>>

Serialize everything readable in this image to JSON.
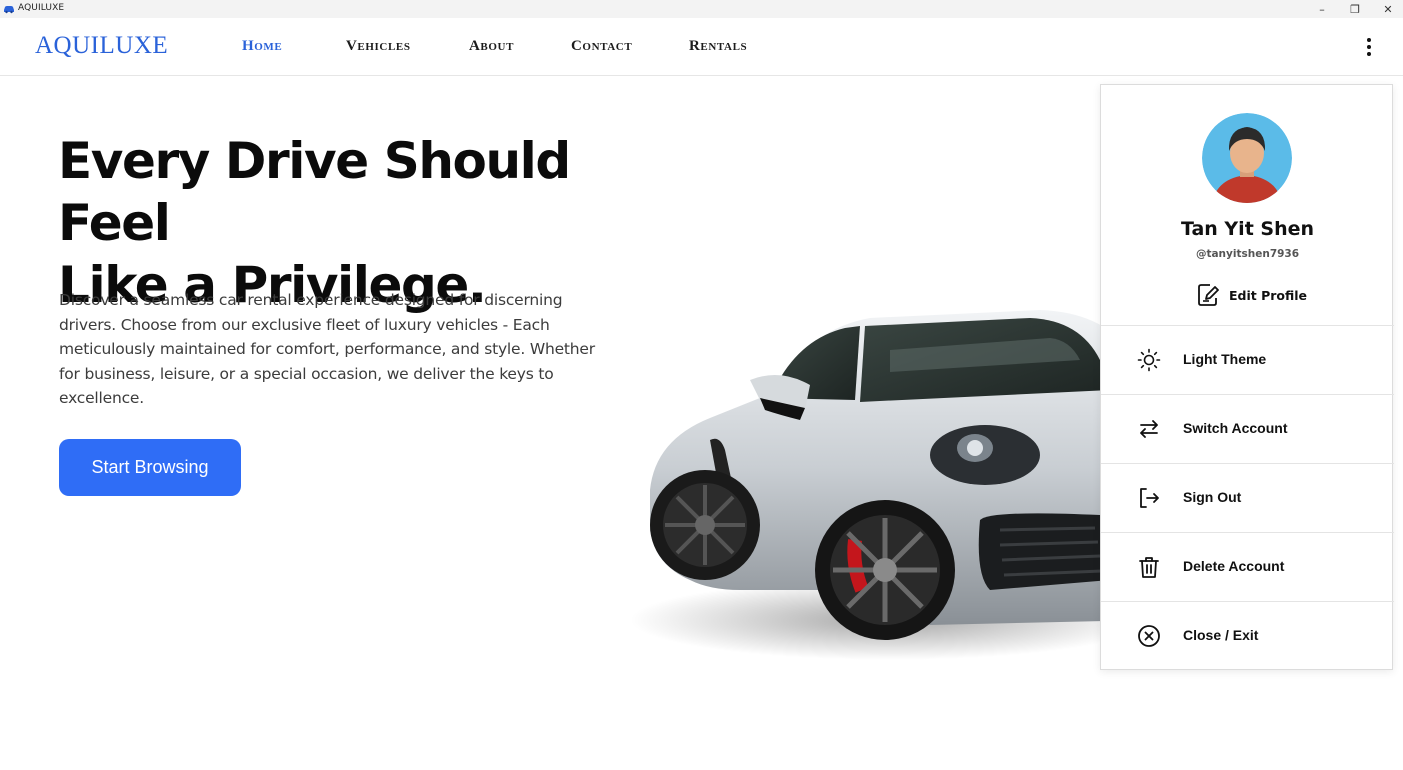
{
  "window": {
    "title": "AQUILUXE",
    "minimize_glyph": "–",
    "maximize_glyph": "❐",
    "close_glyph": "✕"
  },
  "navbar": {
    "logo": "AQUILUXE",
    "links": [
      {
        "label": "Home",
        "active": true
      },
      {
        "label": "Vehicles",
        "active": false
      },
      {
        "label": "About",
        "active": false
      },
      {
        "label": "Contact",
        "active": false
      },
      {
        "label": "Rentals",
        "active": false
      }
    ],
    "more_icon": "kebab-menu-icon"
  },
  "hero": {
    "title_line1": "Every Drive Should Feel",
    "title_line2": "Like a Privilege.",
    "description": "Discover a seamless car rental experience designed for discerning drivers. Choose from our exclusive fleet of luxury vehicles - Each meticulously maintained for comfort, performance, and style. Whether for business, leisure, or a special occasion, we deliver the keys to excellence.",
    "cta_label": "Start Browsing"
  },
  "profile_menu": {
    "name": "Tan Yit Shen",
    "handle": "@tanyitshen7936",
    "edit_label": "Edit Profile",
    "items": [
      {
        "label": "Light Theme",
        "icon": "sun-icon"
      },
      {
        "label": "Switch Account",
        "icon": "swap-arrows-icon"
      },
      {
        "label": "Sign Out",
        "icon": "sign-out-icon"
      },
      {
        "label": "Delete Account",
        "icon": "trash-icon"
      },
      {
        "label": "Close / Exit",
        "icon": "close-circle-icon"
      }
    ]
  },
  "colors": {
    "brand": "#2a62d9",
    "cta": "#2f6df6",
    "text": "#0b0b0b"
  }
}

<<

◆ THE PROBLEM
Return all of the data exactly as written, and drop the pictures.

◆ OUTPUT
Serialize everything readable in this image to JSON.
{
  "window": {
    "title": "AQUILUXE",
    "minimize_glyph": "–",
    "maximize_glyph": "❐",
    "close_glyph": "✕"
  },
  "navbar": {
    "logo": "AQUILUXE",
    "links": [
      {
        "label": "Home",
        "active": true
      },
      {
        "label": "Vehicles",
        "active": false
      },
      {
        "label": "About",
        "active": false
      },
      {
        "label": "Contact",
        "active": false
      },
      {
        "label": "Rentals",
        "active": false
      }
    ],
    "more_icon": "kebab-menu-icon"
  },
  "hero": {
    "title_line1": "Every Drive Should Feel",
    "title_line2": "Like a Privilege.",
    "description": "Discover a seamless car rental experience designed for discerning drivers. Choose from our exclusive fleet of luxury vehicles - Each meticulously maintained for comfort, performance, and style. Whether for business, leisure, or a special occasion, we deliver the keys to excellence.",
    "cta_label": "Start Browsing"
  },
  "profile_menu": {
    "name": "Tan Yit Shen",
    "handle": "@tanyitshen7936",
    "edit_label": "Edit Profile",
    "items": [
      {
        "label": "Light Theme",
        "icon": "sun-icon"
      },
      {
        "label": "Switch Account",
        "icon": "swap-arrows-icon"
      },
      {
        "label": "Sign Out",
        "icon": "sign-out-icon"
      },
      {
        "label": "Delete Account",
        "icon": "trash-icon"
      },
      {
        "label": "Close / Exit",
        "icon": "close-circle-icon"
      }
    ]
  },
  "colors": {
    "brand": "#2a62d9",
    "cta": "#2f6df6",
    "text": "#0b0b0b"
  }
}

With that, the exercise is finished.